* _Task_
Reproduce each of the lines below word for word, omitting the picture.

-- BEGIN Input rows --

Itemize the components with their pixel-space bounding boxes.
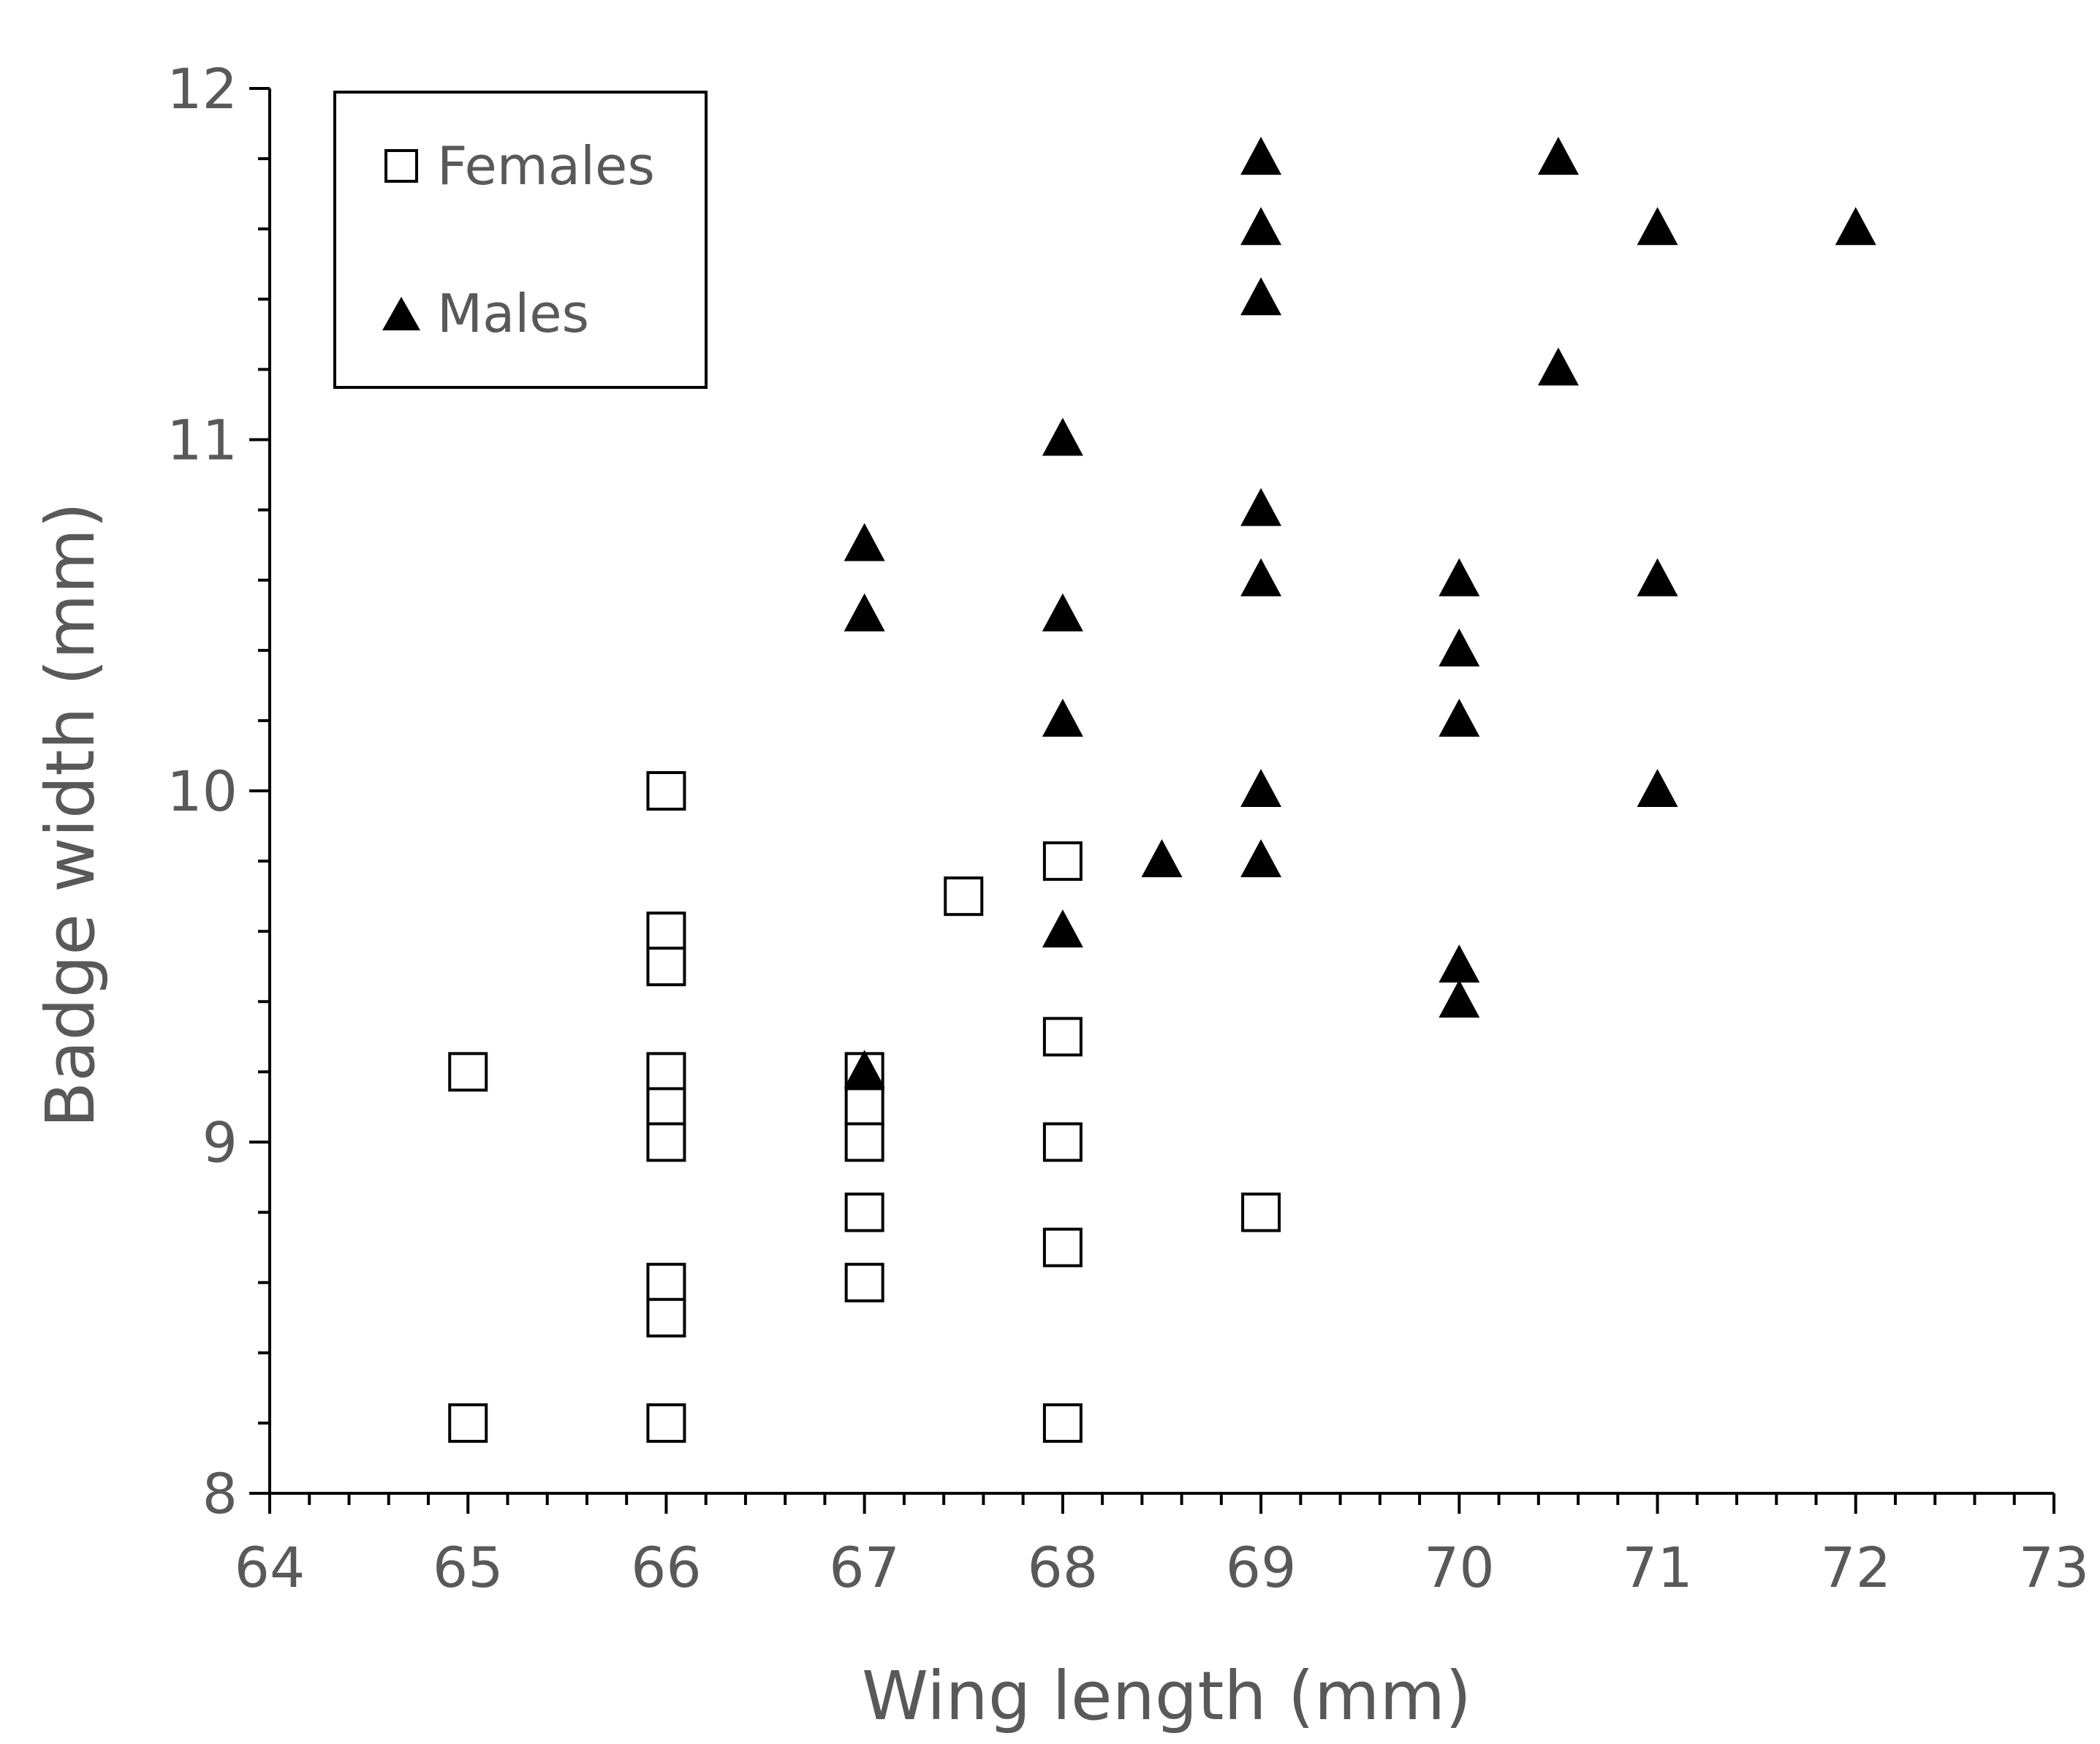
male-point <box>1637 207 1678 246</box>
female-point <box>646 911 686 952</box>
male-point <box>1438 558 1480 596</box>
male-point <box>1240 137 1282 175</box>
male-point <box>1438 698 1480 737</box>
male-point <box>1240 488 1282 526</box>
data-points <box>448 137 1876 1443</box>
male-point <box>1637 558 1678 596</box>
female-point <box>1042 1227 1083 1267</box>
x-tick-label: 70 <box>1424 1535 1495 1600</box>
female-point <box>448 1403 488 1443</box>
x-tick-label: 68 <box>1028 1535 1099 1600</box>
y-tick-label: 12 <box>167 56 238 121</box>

-- END Input rows --

* _The solution_
Itemize the components with their pixel-space bounding boxes.
male-point <box>1637 207 1678 246</box>
female-point <box>646 911 686 952</box>
male-point <box>1438 558 1480 596</box>
male-point <box>1240 137 1282 175</box>
male-point <box>1438 698 1480 737</box>
male-point <box>1240 488 1282 526</box>
data-points <box>448 137 1876 1443</box>
male-point <box>1637 558 1678 596</box>
female-point <box>1042 1227 1083 1267</box>
x-tick-label: 70 <box>1424 1535 1495 1600</box>
female-point <box>448 1403 488 1443</box>
x-tick-label: 68 <box>1028 1535 1099 1600</box>
y-tick-label: 12 <box>167 56 238 121</box>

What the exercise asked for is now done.